DATA RECORDS »
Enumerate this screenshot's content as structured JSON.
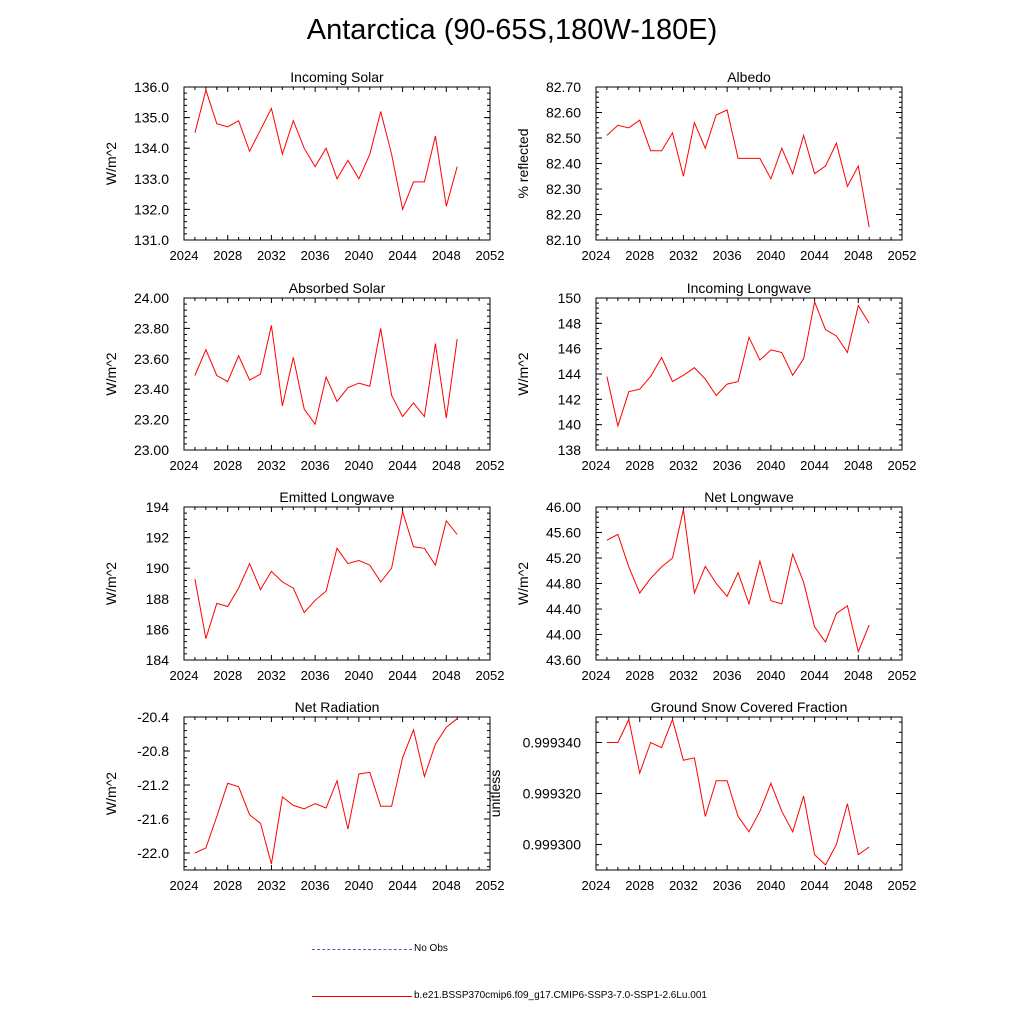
{
  "title": "Antarctica (90-65S,180W-180E)",
  "legend": [
    {
      "label": "No Obs",
      "color": "#5a5ab4",
      "style": "dashed"
    },
    {
      "label": "b.e21.BSSP370cmip6.f09_g17.CMIP6-SSP3-7.0-SSP1-2.6Lu.001",
      "color": "#ff0000",
      "style": "solid"
    }
  ],
  "chart_data": [
    {
      "type": "line",
      "title": "Incoming Solar",
      "ylabel": "W/m^2",
      "xlim": [
        2024,
        2052
      ],
      "ylim": [
        131.0,
        136.0
      ],
      "xticks": [
        "2024",
        "2028",
        "2032",
        "2036",
        "2040",
        "2044",
        "2048",
        "2052"
      ],
      "yticks": [
        "131.0",
        "132.0",
        "133.0",
        "134.0",
        "135.0",
        "136.0"
      ],
      "x": [
        2025,
        2026,
        2027,
        2028,
        2029,
        2030,
        2031,
        2032,
        2033,
        2034,
        2035,
        2036,
        2037,
        2038,
        2039,
        2040,
        2041,
        2042,
        2043,
        2044,
        2045,
        2046,
        2047,
        2048,
        2049
      ],
      "series": [
        {
          "name": "b.e21.BSSP370cmip6.f09_g17.CMIP6-SSP3-7.0-SSP1-2.6Lu.001",
          "color": "#ff0000",
          "values": [
            134.5,
            135.9,
            134.8,
            134.7,
            134.9,
            133.9,
            134.6,
            135.3,
            133.8,
            134.9,
            134.0,
            133.4,
            134.0,
            133.0,
            133.6,
            133.0,
            133.8,
            135.2,
            133.8,
            132.0,
            132.9,
            132.9,
            134.4,
            132.1,
            133.4
          ]
        }
      ]
    },
    {
      "type": "line",
      "title": "Albedo",
      "ylabel": "% reflected",
      "xlim": [
        2024,
        2052
      ],
      "ylim": [
        82.1,
        82.7
      ],
      "xticks": [
        "2024",
        "2028",
        "2032",
        "2036",
        "2040",
        "2044",
        "2048",
        "2052"
      ],
      "yticks": [
        "82.10",
        "82.20",
        "82.30",
        "82.40",
        "82.50",
        "82.60",
        "82.70"
      ],
      "x": [
        2025,
        2026,
        2027,
        2028,
        2029,
        2030,
        2031,
        2032,
        2033,
        2034,
        2035,
        2036,
        2037,
        2038,
        2039,
        2040,
        2041,
        2042,
        2043,
        2044,
        2045,
        2046,
        2047,
        2048,
        2049
      ],
      "series": [
        {
          "name": "b.e21.BSSP370cmip6.f09_g17.CMIP6-SSP3-7.0-SSP1-2.6Lu.001",
          "color": "#ff0000",
          "values": [
            82.51,
            82.55,
            82.54,
            82.57,
            82.45,
            82.45,
            82.52,
            82.35,
            82.56,
            82.46,
            82.59,
            82.61,
            82.42,
            82.42,
            82.42,
            82.34,
            82.46,
            82.36,
            82.51,
            82.36,
            82.39,
            82.48,
            82.31,
            82.39,
            82.15
          ]
        }
      ]
    },
    {
      "type": "line",
      "title": "Absorbed Solar",
      "ylabel": "W/m^2",
      "xlim": [
        2024,
        2052
      ],
      "ylim": [
        23.0,
        24.0
      ],
      "xticks": [
        "2024",
        "2028",
        "2032",
        "2036",
        "2040",
        "2044",
        "2048",
        "2052"
      ],
      "yticks": [
        "23.00",
        "23.20",
        "23.40",
        "23.60",
        "23.80",
        "24.00"
      ],
      "x": [
        2025,
        2026,
        2027,
        2028,
        2029,
        2030,
        2031,
        2032,
        2033,
        2034,
        2035,
        2036,
        2037,
        2038,
        2039,
        2040,
        2041,
        2042,
        2043,
        2044,
        2045,
        2046,
        2047,
        2048,
        2049
      ],
      "series": [
        {
          "name": "b.e21.BSSP370cmip6.f09_g17.CMIP6-SSP3-7.0-SSP1-2.6Lu.001",
          "color": "#ff0000",
          "values": [
            23.49,
            23.66,
            23.49,
            23.45,
            23.62,
            23.46,
            23.5,
            23.82,
            23.29,
            23.61,
            23.27,
            23.17,
            23.48,
            23.32,
            23.41,
            23.44,
            23.42,
            23.8,
            23.36,
            23.22,
            23.31,
            23.22,
            23.7,
            23.21,
            23.73
          ]
        }
      ]
    },
    {
      "type": "line",
      "title": "Incoming Longwave",
      "ylabel": "W/m^2",
      "xlim": [
        2024,
        2052
      ],
      "ylim": [
        138,
        150
      ],
      "xticks": [
        "2024",
        "2028",
        "2032",
        "2036",
        "2040",
        "2044",
        "2048",
        "2052"
      ],
      "yticks": [
        "138",
        "140",
        "142",
        "144",
        "146",
        "148",
        "150"
      ],
      "x": [
        2025,
        2026,
        2027,
        2028,
        2029,
        2030,
        2031,
        2032,
        2033,
        2034,
        2035,
        2036,
        2037,
        2038,
        2039,
        2040,
        2041,
        2042,
        2043,
        2044,
        2045,
        2046,
        2047,
        2048,
        2049
      ],
      "series": [
        {
          "name": "b.e21.BSSP370cmip6.f09_g17.CMIP6-SSP3-7.0-SSP1-2.6Lu.001",
          "color": "#ff0000",
          "values": [
            143.8,
            139.9,
            142.6,
            142.8,
            143.8,
            145.3,
            143.4,
            143.9,
            144.5,
            143.6,
            142.3,
            143.2,
            143.4,
            146.9,
            145.1,
            145.9,
            145.7,
            143.9,
            145.2,
            149.7,
            147.5,
            147.0,
            145.7,
            149.4,
            148.0
          ]
        }
      ]
    },
    {
      "type": "line",
      "title": "Emitted Longwave",
      "ylabel": "W/m^2",
      "xlim": [
        2024,
        2052
      ],
      "ylim": [
        184,
        194
      ],
      "xticks": [
        "2024",
        "2028",
        "2032",
        "2036",
        "2040",
        "2044",
        "2048",
        "2052"
      ],
      "yticks": [
        "184",
        "186",
        "188",
        "190",
        "192",
        "194"
      ],
      "x": [
        2025,
        2026,
        2027,
        2028,
        2029,
        2030,
        2031,
        2032,
        2033,
        2034,
        2035,
        2036,
        2037,
        2038,
        2039,
        2040,
        2041,
        2042,
        2043,
        2044,
        2045,
        2046,
        2047,
        2048,
        2049
      ],
      "series": [
        {
          "name": "b.e21.BSSP370cmip6.f09_g17.CMIP6-SSP3-7.0-SSP1-2.6Lu.001",
          "color": "#ff0000",
          "values": [
            189.3,
            185.4,
            187.7,
            187.5,
            188.7,
            190.3,
            188.6,
            189.8,
            189.1,
            188.7,
            187.1,
            187.9,
            188.5,
            191.3,
            190.3,
            190.5,
            190.2,
            189.1,
            190.0,
            193.7,
            191.4,
            191.3,
            190.2,
            193.1,
            192.2
          ]
        }
      ]
    },
    {
      "type": "line",
      "title": "Net Longwave",
      "ylabel": "W/m^2",
      "xlim": [
        2024,
        2052
      ],
      "ylim": [
        43.6,
        46.0
      ],
      "xticks": [
        "2024",
        "2028",
        "2032",
        "2036",
        "2040",
        "2044",
        "2048",
        "2052"
      ],
      "yticks": [
        "43.60",
        "44.00",
        "44.40",
        "44.80",
        "45.20",
        "45.60",
        "46.00"
      ],
      "x": [
        2025,
        2026,
        2027,
        2028,
        2029,
        2030,
        2031,
        2032,
        2033,
        2034,
        2035,
        2036,
        2037,
        2038,
        2039,
        2040,
        2041,
        2042,
        2043,
        2044,
        2045,
        2046,
        2047,
        2048,
        2049
      ],
      "series": [
        {
          "name": "b.e21.BSSP370cmip6.f09_g17.CMIP6-SSP3-7.0-SSP1-2.6Lu.001",
          "color": "#ff0000",
          "values": [
            45.48,
            45.57,
            45.06,
            44.65,
            44.88,
            45.06,
            45.2,
            45.96,
            44.65,
            45.07,
            44.8,
            44.6,
            44.97,
            44.48,
            45.15,
            44.53,
            44.48,
            45.26,
            44.82,
            44.12,
            43.88,
            44.33,
            44.45,
            43.73,
            44.15
          ]
        }
      ]
    },
    {
      "type": "line",
      "title": "Net Radiation",
      "ylabel": "W/m^2",
      "xlim": [
        2024,
        2052
      ],
      "ylim": [
        -22.2,
        -20.4
      ],
      "xticks": [
        "2024",
        "2028",
        "2032",
        "2036",
        "2040",
        "2044",
        "2048",
        "2052"
      ],
      "yticks": [
        "-22.0",
        "-21.6",
        "-21.2",
        "-20.8",
        "-20.4"
      ],
      "x": [
        2025,
        2026,
        2027,
        2028,
        2029,
        2030,
        2031,
        2032,
        2033,
        2034,
        2035,
        2036,
        2037,
        2038,
        2039,
        2040,
        2041,
        2042,
        2043,
        2044,
        2045,
        2046,
        2047,
        2048,
        2049
      ],
      "series": [
        {
          "name": "b.e21.BSSP370cmip6.f09_g17.CMIP6-SSP3-7.0-SSP1-2.6Lu.001",
          "color": "#ff0000",
          "values": [
            -22.0,
            -21.94,
            -21.57,
            -21.18,
            -21.22,
            -21.55,
            -21.65,
            -22.13,
            -21.34,
            -21.44,
            -21.48,
            -21.42,
            -21.47,
            -21.15,
            -21.72,
            -21.07,
            -21.05,
            -21.45,
            -21.45,
            -20.88,
            -20.55,
            -21.1,
            -20.72,
            -20.52,
            -20.42
          ]
        }
      ]
    },
    {
      "type": "line",
      "title": "Ground Snow Covered Fraction",
      "ylabel": "unitless",
      "xlim": [
        2024,
        2052
      ],
      "ylim": [
        0.99929,
        0.99935
      ],
      "xticks": [
        "2024",
        "2028",
        "2032",
        "2036",
        "2040",
        "2044",
        "2048",
        "2052"
      ],
      "yticks": [
        "0.999300",
        "0.999320",
        "0.999340"
      ],
      "x": [
        2025,
        2026,
        2027,
        2028,
        2029,
        2030,
        2031,
        2032,
        2033,
        2034,
        2035,
        2036,
        2037,
        2038,
        2039,
        2040,
        2041,
        2042,
        2043,
        2044,
        2045,
        2046,
        2047,
        2048,
        2049
      ],
      "series": [
        {
          "name": "b.e21.BSSP370cmip6.f09_g17.CMIP6-SSP3-7.0-SSP1-2.6Lu.001",
          "color": "#ff0000",
          "values": [
            0.99934,
            0.99934,
            0.999349,
            0.999328,
            0.99934,
            0.999338,
            0.999349,
            0.999333,
            0.999334,
            0.999311,
            0.999325,
            0.999325,
            0.999311,
            0.999305,
            0.999313,
            0.999324,
            0.999313,
            0.999305,
            0.999319,
            0.999296,
            0.999292,
            0.9993,
            0.999316,
            0.999296,
            0.999299
          ]
        }
      ]
    }
  ]
}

EXERCISE »
From the listing above, copy all lines holding the word "title".

FINISHED TASK »
  "title": "Antarctica (90-65S,180W-180E)",
      "title": "Incoming Solar",
      "title": "Albedo",
      "title": "Absorbed Solar",
      "title": "Incoming Longwave",
      "title": "Emitted Longwave",
      "title": "Net Longwave",
      "title": "Net Radiation",
      "title": "Ground Snow Covered Fraction",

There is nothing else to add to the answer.